Dataset entries:
# # # #
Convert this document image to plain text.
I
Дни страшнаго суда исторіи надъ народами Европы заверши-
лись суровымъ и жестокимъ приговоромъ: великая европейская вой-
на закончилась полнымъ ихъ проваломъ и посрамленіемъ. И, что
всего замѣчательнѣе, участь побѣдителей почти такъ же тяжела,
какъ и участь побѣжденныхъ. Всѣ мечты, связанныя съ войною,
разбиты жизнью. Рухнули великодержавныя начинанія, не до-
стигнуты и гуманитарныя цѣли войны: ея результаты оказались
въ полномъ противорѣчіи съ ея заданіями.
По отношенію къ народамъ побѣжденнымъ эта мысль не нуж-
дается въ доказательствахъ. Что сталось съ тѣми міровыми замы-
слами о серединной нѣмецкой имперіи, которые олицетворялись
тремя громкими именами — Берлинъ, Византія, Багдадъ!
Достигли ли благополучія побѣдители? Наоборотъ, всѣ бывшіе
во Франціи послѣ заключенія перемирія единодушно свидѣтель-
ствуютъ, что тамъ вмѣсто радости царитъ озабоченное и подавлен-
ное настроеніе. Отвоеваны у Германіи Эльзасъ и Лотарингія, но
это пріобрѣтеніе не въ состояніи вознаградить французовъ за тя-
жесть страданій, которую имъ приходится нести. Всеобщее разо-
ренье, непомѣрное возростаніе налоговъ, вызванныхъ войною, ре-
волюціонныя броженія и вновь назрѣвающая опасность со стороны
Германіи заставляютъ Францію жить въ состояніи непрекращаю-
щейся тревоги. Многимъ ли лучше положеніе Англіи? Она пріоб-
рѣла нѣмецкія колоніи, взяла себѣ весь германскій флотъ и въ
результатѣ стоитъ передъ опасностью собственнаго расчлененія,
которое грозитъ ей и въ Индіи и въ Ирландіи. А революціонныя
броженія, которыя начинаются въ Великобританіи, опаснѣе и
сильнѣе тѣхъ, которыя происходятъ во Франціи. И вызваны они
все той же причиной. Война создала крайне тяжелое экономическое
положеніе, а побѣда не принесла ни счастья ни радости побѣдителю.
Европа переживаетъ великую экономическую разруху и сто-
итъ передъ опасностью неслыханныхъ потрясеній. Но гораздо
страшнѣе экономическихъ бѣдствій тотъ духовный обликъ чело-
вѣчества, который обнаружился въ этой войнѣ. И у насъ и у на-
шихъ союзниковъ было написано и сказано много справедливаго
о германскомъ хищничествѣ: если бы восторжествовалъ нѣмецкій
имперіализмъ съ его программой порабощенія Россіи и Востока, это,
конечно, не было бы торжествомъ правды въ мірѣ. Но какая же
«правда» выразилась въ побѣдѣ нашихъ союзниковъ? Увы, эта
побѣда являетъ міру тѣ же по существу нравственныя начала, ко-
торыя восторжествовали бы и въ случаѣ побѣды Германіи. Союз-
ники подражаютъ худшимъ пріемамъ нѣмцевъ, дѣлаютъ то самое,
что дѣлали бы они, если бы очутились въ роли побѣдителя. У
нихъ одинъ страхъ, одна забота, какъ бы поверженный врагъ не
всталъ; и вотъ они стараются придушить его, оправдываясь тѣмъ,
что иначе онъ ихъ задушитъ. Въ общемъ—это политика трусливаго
# # # #
**Set problem:**
Repeat each record exactly. Omit nothing.

**Full response:**
Convert this document image to plain text.
I
Дни страшнаго суда исторіи надъ народами Европы заверши-
лись суровымъ и жестокимъ приговоромъ: великая европейская вой-
на закончилась полнымъ ихъ проваломъ и посрамленіемъ. И, что
всего замѣчательнѣе, участь побѣдителей почти такъ же тяжела,
какъ и участь побѣжденныхъ. Всѣ мечты, связанныя съ войною,
разбиты жизнью. Рухнули великодержавныя начинанія, не до-
стигнуты и гуманитарныя цѣли войны: ея результаты оказались
въ полномъ противорѣчіи съ ея заданіями.
По отношенію къ народамъ побѣжденнымъ эта мысль не нуж-
дается въ доказательствахъ. Что сталось съ тѣми міровыми замы-
слами о серединной нѣмецкой имперіи, которые олицетворялись
тремя громкими именами — Берлинъ, Византія, Багдадъ!
Достигли ли благополучія побѣдители? Наоборотъ, всѣ бывшіе
во Франціи послѣ заключенія перемирія единодушно свидѣтель-
ствуютъ, что тамъ вмѣсто радости царитъ озабоченное и подавлен-
ное настроеніе. Отвоеваны у Германіи Эльзасъ и Лотарингія, но
это пріобрѣтеніе не въ состояніи вознаградить французовъ за тя-
жесть страданій, которую имъ приходится нести. Всеобщее разо-
ренье, непомѣрное возростаніе налоговъ, вызванныхъ войною, ре-
волюціонныя броженія и вновь назрѣвающая опасность со стороны
Германіи заставляютъ Францію жить въ состояніи непрекращаю-
щейся тревоги. Многимъ ли лучше положеніе Англіи? Она пріоб-
рѣла нѣмецкія колоніи, взяла себѣ весь германскій флотъ и въ
результатѣ стоитъ передъ опасностью собственнаго расчлененія,
которое грозитъ ей и въ Индіи и въ Ирландіи. А революціонныя
броженія, которыя начинаются въ Великобританіи, опаснѣе и
сильнѣе тѣхъ, которыя происходятъ во Франціи. И вызваны они
все той же причиной. Война создала крайне тяжелое экономическое
положеніе, а побѣда не принесла ни счастья ни радости побѣдителю.
Европа переживаетъ великую экономическую разруху и сто-
итъ передъ опасностью неслыханныхъ потрясеній. Но гораздо
страшнѣе экономическихъ бѣдствій тотъ духовный обликъ чело-
вѣчества, который обнаружился въ этой войнѣ. И у насъ и у на-
шихъ союзниковъ было написано и сказано много справедливаго
о германскомъ хищничествѣ: если бы восторжествовалъ нѣмецкій
имперіализмъ съ его программой порабощенія Россіи и Востока, это,
конечно, не было бы торжествомъ правды въ мірѣ. Но какая же
«правда» выразилась въ побѣдѣ нашихъ союзниковъ? Увы, эта
побѣда являетъ міру тѣ же по существу нравственныя начала, ко-
торыя восторжествовали бы и въ случаѣ побѣды Германіи. Союз-
ники подражаютъ худшимъ пріемамъ нѣмцевъ, дѣлаютъ то самое,
что дѣлали бы они, если бы очутились въ роли побѣдителя. У
нихъ одинъ страхъ, одна забота, какъ бы поверженный врагъ не
всталъ; и вотъ они стараются придушить его, оправдываясь тѣмъ,
что иначе онъ ихъ задушитъ. Въ общемъ—это политика трусливаго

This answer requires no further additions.